PROBLEM:
Give a verbatim copy of the lines below, minus the pictures.

** BEGIN **

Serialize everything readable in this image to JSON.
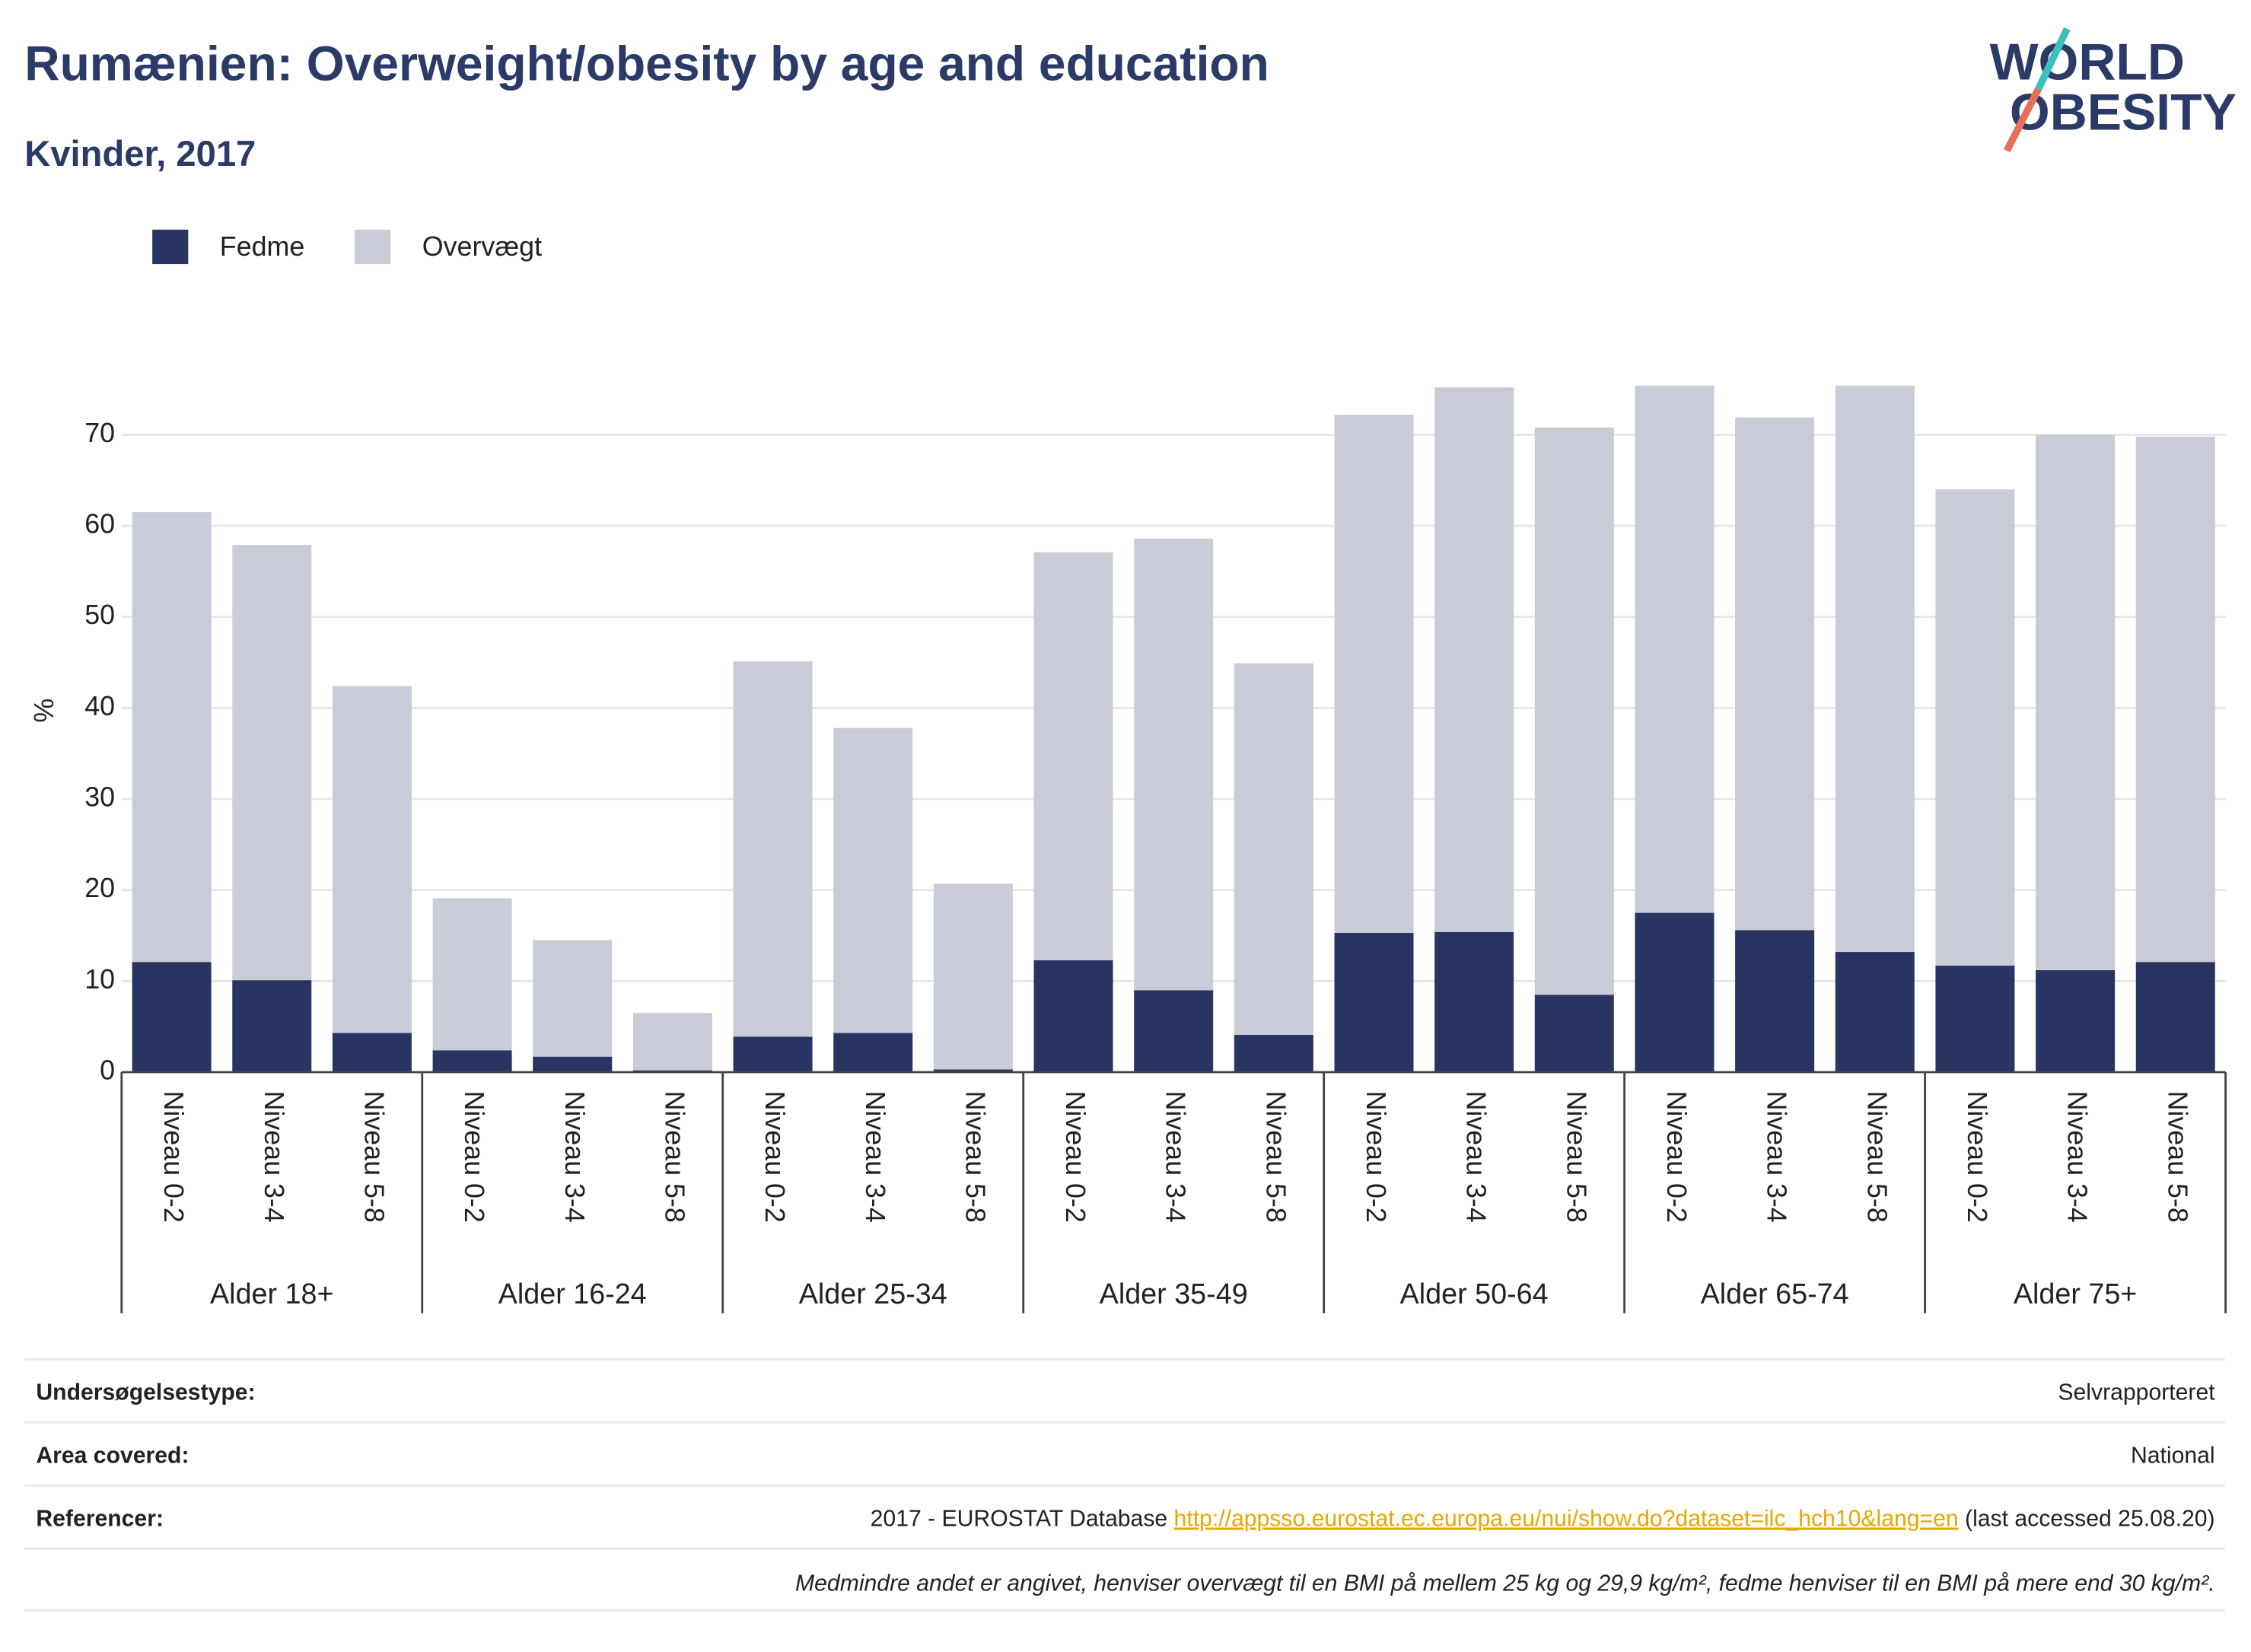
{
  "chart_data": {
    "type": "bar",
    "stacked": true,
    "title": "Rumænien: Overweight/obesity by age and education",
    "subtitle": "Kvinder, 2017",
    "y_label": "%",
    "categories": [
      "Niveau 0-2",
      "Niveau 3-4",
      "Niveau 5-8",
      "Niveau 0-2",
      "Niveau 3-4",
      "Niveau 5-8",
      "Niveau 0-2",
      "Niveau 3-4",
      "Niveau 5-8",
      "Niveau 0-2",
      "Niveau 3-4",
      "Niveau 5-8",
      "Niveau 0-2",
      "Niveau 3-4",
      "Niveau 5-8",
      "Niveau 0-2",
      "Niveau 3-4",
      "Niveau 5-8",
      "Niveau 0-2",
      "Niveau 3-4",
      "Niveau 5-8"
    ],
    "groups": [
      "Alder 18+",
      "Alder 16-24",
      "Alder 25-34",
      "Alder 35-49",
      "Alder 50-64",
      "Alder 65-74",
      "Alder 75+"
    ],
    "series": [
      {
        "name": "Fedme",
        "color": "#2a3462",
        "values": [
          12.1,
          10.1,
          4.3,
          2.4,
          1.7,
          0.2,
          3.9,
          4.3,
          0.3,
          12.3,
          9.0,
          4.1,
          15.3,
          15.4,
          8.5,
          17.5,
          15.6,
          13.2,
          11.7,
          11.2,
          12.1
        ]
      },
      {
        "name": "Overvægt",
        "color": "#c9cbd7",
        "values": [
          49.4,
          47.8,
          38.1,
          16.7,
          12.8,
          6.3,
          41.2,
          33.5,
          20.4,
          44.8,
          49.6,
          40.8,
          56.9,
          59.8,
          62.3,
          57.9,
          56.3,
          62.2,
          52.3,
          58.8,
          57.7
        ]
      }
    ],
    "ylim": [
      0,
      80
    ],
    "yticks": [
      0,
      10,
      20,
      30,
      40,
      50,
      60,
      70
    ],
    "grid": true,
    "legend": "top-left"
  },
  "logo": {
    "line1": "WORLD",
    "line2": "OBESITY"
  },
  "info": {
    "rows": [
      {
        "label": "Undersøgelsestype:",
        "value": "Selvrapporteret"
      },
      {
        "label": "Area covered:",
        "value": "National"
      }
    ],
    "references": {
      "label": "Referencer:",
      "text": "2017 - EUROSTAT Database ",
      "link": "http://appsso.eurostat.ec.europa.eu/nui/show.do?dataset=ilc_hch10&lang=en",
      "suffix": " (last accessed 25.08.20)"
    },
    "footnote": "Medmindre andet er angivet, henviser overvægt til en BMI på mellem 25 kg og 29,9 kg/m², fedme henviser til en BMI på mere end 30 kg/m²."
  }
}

** END **

FULL OUTPUT:
Serialize everything readable in this image to JSON.
{
  "chart_data": {
    "type": "bar",
    "stacked": true,
    "title": "Rumænien: Overweight/obesity by age and education",
    "subtitle": "Kvinder, 2017",
    "y_label": "%",
    "categories": [
      "Niveau 0-2",
      "Niveau 3-4",
      "Niveau 5-8",
      "Niveau 0-2",
      "Niveau 3-4",
      "Niveau 5-8",
      "Niveau 0-2",
      "Niveau 3-4",
      "Niveau 5-8",
      "Niveau 0-2",
      "Niveau 3-4",
      "Niveau 5-8",
      "Niveau 0-2",
      "Niveau 3-4",
      "Niveau 5-8",
      "Niveau 0-2",
      "Niveau 3-4",
      "Niveau 5-8",
      "Niveau 0-2",
      "Niveau 3-4",
      "Niveau 5-8"
    ],
    "groups": [
      "Alder 18+",
      "Alder 16-24",
      "Alder 25-34",
      "Alder 35-49",
      "Alder 50-64",
      "Alder 65-74",
      "Alder 75+"
    ],
    "series": [
      {
        "name": "Fedme",
        "color": "#2a3462",
        "values": [
          12.1,
          10.1,
          4.3,
          2.4,
          1.7,
          0.2,
          3.9,
          4.3,
          0.3,
          12.3,
          9.0,
          4.1,
          15.3,
          15.4,
          8.5,
          17.5,
          15.6,
          13.2,
          11.7,
          11.2,
          12.1
        ]
      },
      {
        "name": "Overvægt",
        "color": "#c9cbd7",
        "values": [
          49.4,
          47.8,
          38.1,
          16.7,
          12.8,
          6.3,
          41.2,
          33.5,
          20.4,
          44.8,
          49.6,
          40.8,
          56.9,
          59.8,
          62.3,
          57.9,
          56.3,
          62.2,
          52.3,
          58.8,
          57.7
        ]
      }
    ],
    "ylim": [
      0,
      80
    ],
    "yticks": [
      0,
      10,
      20,
      30,
      40,
      50,
      60,
      70
    ],
    "grid": true,
    "legend": "top-left"
  },
  "logo": {
    "line1": "WORLD",
    "line2": "OBESITY"
  },
  "info": {
    "rows": [
      {
        "label": "Undersøgelsestype:",
        "value": "Selvrapporteret"
      },
      {
        "label": "Area covered:",
        "value": "National"
      }
    ],
    "references": {
      "label": "Referencer:",
      "text": "2017 - EUROSTAT Database ",
      "link": "http://appsso.eurostat.ec.europa.eu/nui/show.do?dataset=ilc_hch10&lang=en",
      "suffix": " (last accessed 25.08.20)"
    },
    "footnote": "Medmindre andet er angivet, henviser overvægt til en BMI på mellem 25 kg og 29,9 kg/m², fedme henviser til en BMI på mere end 30 kg/m²."
  }
}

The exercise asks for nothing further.